═════ Records to use

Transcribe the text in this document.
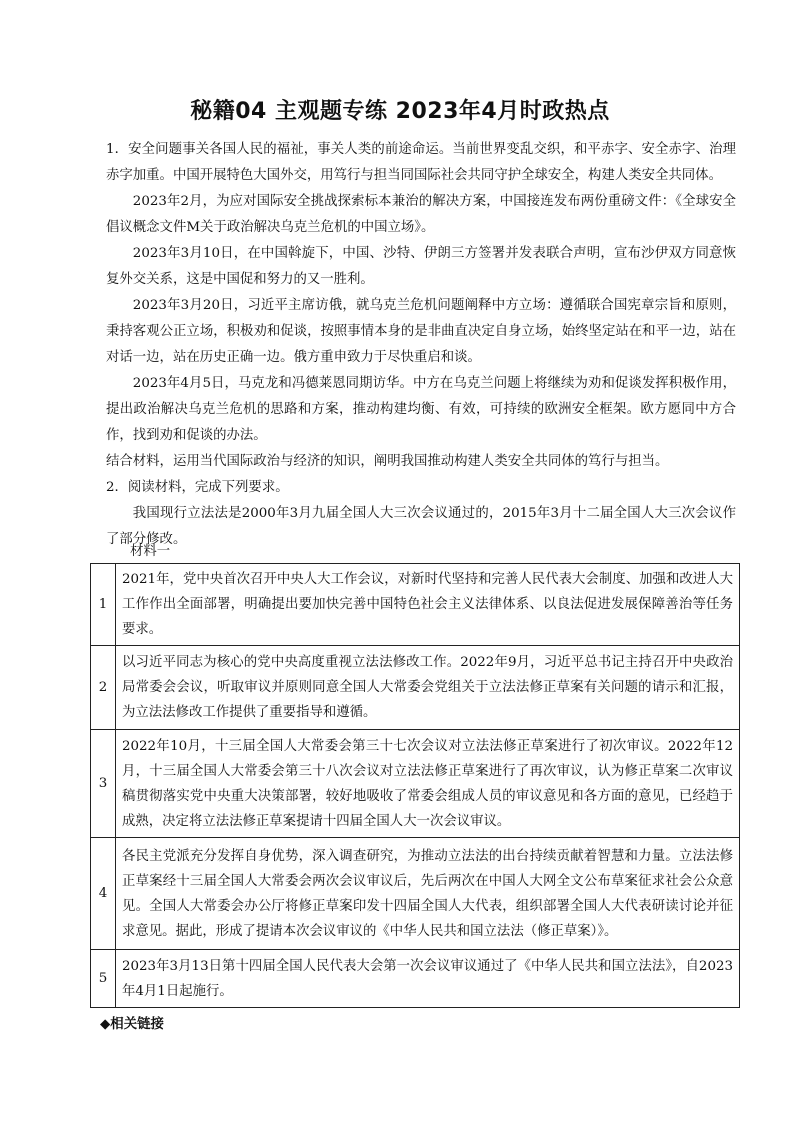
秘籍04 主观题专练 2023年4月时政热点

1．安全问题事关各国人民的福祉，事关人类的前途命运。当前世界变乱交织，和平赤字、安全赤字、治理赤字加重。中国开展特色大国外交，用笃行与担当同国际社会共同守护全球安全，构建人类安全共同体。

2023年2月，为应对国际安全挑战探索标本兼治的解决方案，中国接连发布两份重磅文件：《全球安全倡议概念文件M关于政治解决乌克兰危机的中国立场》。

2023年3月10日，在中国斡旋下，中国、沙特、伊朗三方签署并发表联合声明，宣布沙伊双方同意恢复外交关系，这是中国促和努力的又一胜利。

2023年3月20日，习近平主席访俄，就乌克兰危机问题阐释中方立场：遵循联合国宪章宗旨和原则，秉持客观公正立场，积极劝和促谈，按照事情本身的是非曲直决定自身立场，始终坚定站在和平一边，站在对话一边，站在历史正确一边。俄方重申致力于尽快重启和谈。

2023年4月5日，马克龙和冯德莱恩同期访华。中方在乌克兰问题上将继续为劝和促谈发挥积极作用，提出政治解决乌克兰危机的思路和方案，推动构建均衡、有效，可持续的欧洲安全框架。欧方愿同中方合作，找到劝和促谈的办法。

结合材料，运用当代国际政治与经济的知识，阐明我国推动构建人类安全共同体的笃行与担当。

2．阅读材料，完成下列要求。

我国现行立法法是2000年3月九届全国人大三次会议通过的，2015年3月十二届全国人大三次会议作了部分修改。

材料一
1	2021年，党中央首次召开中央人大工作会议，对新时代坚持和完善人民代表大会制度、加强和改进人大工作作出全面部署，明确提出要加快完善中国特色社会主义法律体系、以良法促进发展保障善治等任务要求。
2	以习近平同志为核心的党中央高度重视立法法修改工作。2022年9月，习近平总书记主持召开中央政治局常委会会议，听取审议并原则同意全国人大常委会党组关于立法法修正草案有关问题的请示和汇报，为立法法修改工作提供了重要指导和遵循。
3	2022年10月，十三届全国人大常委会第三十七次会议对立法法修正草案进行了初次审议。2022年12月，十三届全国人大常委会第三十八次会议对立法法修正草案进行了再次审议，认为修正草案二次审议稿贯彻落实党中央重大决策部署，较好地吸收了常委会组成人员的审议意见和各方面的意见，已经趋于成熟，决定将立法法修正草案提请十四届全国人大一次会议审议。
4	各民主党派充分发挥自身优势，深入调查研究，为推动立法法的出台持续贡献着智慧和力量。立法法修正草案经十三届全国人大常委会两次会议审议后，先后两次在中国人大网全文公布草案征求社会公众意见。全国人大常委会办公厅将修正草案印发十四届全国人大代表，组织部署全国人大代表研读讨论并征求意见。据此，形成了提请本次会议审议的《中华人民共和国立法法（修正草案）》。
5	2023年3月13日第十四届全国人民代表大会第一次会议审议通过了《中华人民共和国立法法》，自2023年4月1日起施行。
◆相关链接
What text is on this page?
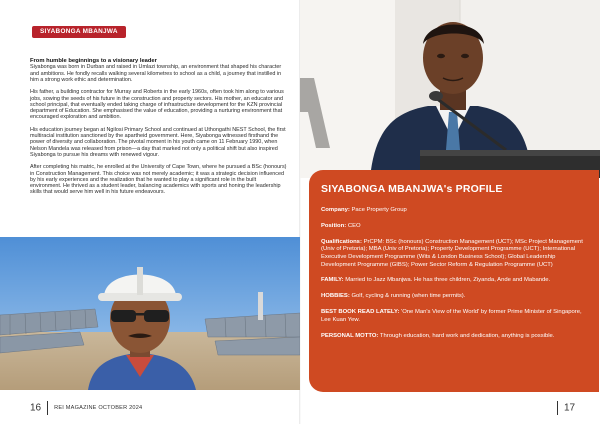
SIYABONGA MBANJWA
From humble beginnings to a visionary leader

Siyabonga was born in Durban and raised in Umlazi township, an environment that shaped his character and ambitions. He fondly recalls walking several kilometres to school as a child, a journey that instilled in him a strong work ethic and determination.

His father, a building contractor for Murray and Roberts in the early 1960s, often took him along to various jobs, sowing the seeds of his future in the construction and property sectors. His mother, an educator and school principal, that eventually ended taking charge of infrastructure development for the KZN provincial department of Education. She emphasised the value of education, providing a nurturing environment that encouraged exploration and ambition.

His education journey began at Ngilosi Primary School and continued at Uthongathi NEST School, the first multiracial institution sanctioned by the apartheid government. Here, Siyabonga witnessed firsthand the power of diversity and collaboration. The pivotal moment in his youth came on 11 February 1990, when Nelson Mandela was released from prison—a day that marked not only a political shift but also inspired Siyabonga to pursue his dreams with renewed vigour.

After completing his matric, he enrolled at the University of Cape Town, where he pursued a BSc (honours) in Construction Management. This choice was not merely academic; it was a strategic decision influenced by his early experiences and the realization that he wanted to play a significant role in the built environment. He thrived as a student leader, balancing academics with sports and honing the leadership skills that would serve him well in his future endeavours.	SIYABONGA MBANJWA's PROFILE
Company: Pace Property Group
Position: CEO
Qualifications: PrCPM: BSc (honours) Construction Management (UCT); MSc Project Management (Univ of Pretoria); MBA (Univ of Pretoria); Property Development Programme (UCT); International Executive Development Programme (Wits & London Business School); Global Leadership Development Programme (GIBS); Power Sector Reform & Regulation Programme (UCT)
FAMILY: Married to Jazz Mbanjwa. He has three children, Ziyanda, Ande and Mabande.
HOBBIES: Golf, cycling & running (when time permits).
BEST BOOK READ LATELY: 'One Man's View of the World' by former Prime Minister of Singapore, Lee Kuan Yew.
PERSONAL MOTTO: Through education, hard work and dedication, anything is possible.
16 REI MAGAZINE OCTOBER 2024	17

══════════

▸ Given request: Show every line in the entries where the string "journey" occurs.

▸ Answer to the exercise:
Siyabonga was born in Durban and raised in Umlazi township, an environment that shaped his character and ambitions. He fondly recalls walking several kilometres to school as a child, a journey that instilled in him a strong work ethic and determination.
His education journey began at Ngilosi Primary School and continued at Uthongathi NEST School, the first multiracial institution sanctioned by the apartheid government. Here, Siyabonga witnessed firsthand the power of diversity and collaboration. The pivotal moment in his youth came on 11 February 1990, when Nelson Mandela was released from prison—a day that marked not only a political shift but also inspired Siyabonga to pursue his dreams with renewed vigour.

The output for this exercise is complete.